Exercise details
Give each line of the data below as a row in a Markdown table with two columns, "No." for the row number and "Line" for the line itself. Leave out any blank lines.
>> Start The data
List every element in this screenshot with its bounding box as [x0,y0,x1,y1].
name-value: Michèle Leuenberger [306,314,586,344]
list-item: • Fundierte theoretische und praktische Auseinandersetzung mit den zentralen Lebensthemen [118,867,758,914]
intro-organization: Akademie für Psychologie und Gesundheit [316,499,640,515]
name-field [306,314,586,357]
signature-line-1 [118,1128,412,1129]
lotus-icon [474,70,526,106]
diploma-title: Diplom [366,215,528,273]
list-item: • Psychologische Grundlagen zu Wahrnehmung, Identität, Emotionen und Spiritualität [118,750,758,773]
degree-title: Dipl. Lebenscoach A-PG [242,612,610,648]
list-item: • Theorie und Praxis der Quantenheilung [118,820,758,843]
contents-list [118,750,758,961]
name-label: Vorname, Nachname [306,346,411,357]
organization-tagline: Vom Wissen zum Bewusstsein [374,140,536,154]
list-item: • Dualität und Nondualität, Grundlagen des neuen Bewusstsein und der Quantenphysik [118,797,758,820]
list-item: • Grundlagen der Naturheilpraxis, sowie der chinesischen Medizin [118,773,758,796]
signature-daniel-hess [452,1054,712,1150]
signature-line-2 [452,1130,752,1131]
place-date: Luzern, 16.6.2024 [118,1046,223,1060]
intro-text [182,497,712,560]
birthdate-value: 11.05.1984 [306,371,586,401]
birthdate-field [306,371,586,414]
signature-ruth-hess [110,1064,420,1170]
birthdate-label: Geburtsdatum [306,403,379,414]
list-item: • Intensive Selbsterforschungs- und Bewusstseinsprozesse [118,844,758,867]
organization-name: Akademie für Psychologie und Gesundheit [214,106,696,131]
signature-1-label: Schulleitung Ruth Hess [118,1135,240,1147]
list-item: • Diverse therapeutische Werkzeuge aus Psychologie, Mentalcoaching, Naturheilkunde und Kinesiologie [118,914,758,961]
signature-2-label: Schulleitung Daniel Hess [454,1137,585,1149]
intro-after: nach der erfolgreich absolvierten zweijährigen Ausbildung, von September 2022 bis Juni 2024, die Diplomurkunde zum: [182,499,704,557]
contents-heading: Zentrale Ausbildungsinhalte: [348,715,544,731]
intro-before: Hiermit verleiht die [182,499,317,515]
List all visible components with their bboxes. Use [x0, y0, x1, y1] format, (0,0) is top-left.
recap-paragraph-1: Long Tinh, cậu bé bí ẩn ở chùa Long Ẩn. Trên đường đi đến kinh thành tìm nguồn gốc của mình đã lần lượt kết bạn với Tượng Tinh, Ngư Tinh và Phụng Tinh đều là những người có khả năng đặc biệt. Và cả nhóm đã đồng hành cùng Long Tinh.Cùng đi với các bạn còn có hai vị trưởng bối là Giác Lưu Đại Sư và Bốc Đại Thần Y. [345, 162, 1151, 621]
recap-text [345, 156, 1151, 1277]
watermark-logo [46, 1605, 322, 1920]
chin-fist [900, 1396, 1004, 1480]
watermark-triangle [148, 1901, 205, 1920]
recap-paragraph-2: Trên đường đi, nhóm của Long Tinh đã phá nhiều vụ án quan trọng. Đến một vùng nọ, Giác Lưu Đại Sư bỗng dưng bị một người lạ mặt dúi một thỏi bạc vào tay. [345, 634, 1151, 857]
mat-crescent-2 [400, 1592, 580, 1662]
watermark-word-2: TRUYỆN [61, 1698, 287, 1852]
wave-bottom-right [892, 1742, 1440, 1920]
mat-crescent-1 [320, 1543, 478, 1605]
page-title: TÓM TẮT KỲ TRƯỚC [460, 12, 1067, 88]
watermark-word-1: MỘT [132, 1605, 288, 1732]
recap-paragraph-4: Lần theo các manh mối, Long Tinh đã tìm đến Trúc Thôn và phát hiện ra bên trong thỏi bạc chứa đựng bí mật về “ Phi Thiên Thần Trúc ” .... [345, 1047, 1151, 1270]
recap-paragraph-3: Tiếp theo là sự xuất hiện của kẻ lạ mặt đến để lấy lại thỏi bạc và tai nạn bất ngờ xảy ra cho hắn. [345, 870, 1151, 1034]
>> End The data
Exercise response
| No. | Line |
|---|---|
| 1 | List every element in this screenshot with its bounding box as [x0,y0,x1,y1]. |
| 2 | name-value: Michèle Leuenberger [306,314,586,344] |
| 3 | list-item: • Fundierte theoretische und praktische Auseinandersetzung mit den zentralen Lebensthemen [118,867,758,914] |
| 4 | intro-organization: Akademie für Psychologie und Gesundheit [316,499,640,515] |
| 5 | name-field [306,314,586,357] |
| 6 | signature-line-1 [118,1128,412,1129] |
| 7 | lotus-icon [474,70,526,106] |
| 8 | diploma-title: Diplom [366,215,528,273] |
| 9 | list-item: • Psychologische Grundlagen zu Wahrnehmung, Identität, Emotionen und Spiritualität [118,750,758,773] |
| 10 | degree-title: Dipl. Lebenscoach A-PG [242,612,610,648] |
| 11 | list-item: • Theorie und Praxis der Quantenheilung [118,820,758,843] |
| 12 | contents-list [118,750,758,961] |
| 13 | name-label: Vorname, Nachname [306,346,411,357] |
| 14 | organization-tagline: Vom Wissen zum Bewusstsein [374,140,536,154] |
| 15 | list-item: • Dualität und Nondualität, Grundlagen des neuen Bewusstsein und der Quantenphysik [118,797,758,820] |
| 16 | list-item: • Grundlagen der Naturheilpraxis, sowie der chinesischen Medizin [118,773,758,796] |
| 17 | signature-daniel-hess [452,1054,712,1150] |
| 18 | signature-line-2 [452,1130,752,1131] |
| 19 | place-date: Luzern, 16.6.2024 [118,1046,223,1060] |
| 20 | intro-text [182,497,712,560] |
| 21 | birthdate-value: 11.05.1984 [306,371,586,401] |
| 22 | birthdate-field [306,371,586,414] |
| 23 | signature-ruth-hess [110,1064,420,1170] |
| 24 | birthdate-label: Geburtsdatum [306,403,379,414] |
| 25 | list-item: • Intensive Selbsterforschungs- und Bewusstseinsprozesse [118,844,758,867] |
| 26 | organization-name: Akademie für Psychologie und Gesundheit [214,106,696,131] |
| 27 | signature-1-label: Schulleitung Ruth Hess [118,1135,240,1147] |
| 28 | list-item: • Diverse therapeutische Werkzeuge aus Psychologie, Mentalcoaching, Naturheilkunde und Kinesiologie [118,914,758,961] |
| 29 | signature-2-label: Schulleitung Daniel Hess [454,1137,585,1149] |
| 30 | intro-after: nach der erfolgreich absolvierten zweijährigen Ausbildung, von September 2022 bis Juni 2024, die Diplomurkunde zum: [182,499,704,557] |
| 31 | contents-heading: Zentrale Ausbildungsinhalte: [348,715,544,731] |
| 32 | intro-before: Hiermit verleiht die [182,499,317,515] |
| 33 | List all visible components with their bboxes. Use [x0, y0, x1, y1] format, (0,0) is top-left. |
| 34 | recap-paragraph-1: Long Tinh, cậu bé bí ẩn ở chùa Long Ẩn. Trên đường đi đến kinh thành tìm nguồn gốc của mình đã lần lượt kết bạn với Tượng Tinh, Ngư Tinh và Phụng Tinh đều là những người có khả năng đặc biệt. Và cả nhóm đã đồng hành cùng Long Tinh.Cùng đi với các bạn còn có hai vị trưởng bối là Giác Lưu Đại Sư và Bốc Đại Thần Y. [345, 162, 1151, 621] |
| 35 | recap-text [345, 156, 1151, 1277] |
| 36 | watermark-logo [46, 1605, 322, 1920] |
| 37 | chin-fist [900, 1396, 1004, 1480] |
| 38 | watermark-triangle [148, 1901, 205, 1920] |
| 39 | recap-paragraph-2: Trên đường đi, nhóm của Long Tinh đã phá nhiều vụ án quan trọng. Đến một vùng nọ, Giác Lưu Đại Sư bỗng dưng bị một người lạ mặt dúi một thỏi bạc vào tay. [345, 634, 1151, 857] |
| 40 | mat-crescent-2 [400, 1592, 580, 1662] |
| 41 | watermark-word-2: TRUYỆN [61, 1698, 287, 1852] |
| 42 | wave-bottom-right [892, 1742, 1440, 1920] |
| 43 | mat-crescent-1 [320, 1543, 478, 1605] |
| 44 | page-title: TÓM TẮT KỲ TRƯỚC [460, 12, 1067, 88] |
| 45 | watermark-word-1: MỘT [132, 1605, 288, 1732] |
| 46 | recap-paragraph-4: Lần theo các manh mối, Long Tinh đã tìm đến Trúc Thôn và phát hiện ra bên trong thỏi bạc chứa đựng bí mật về “ Phi Thiên Thần Trúc ” .... [345, 1047, 1151, 1270] |
| 47 | recap-paragraph-3: Tiếp theo là sự xuất hiện của kẻ lạ mặt đến để lấy lại thỏi bạc và tai nạn bất ngờ xảy ra cho hắn. [345, 870, 1151, 1034] |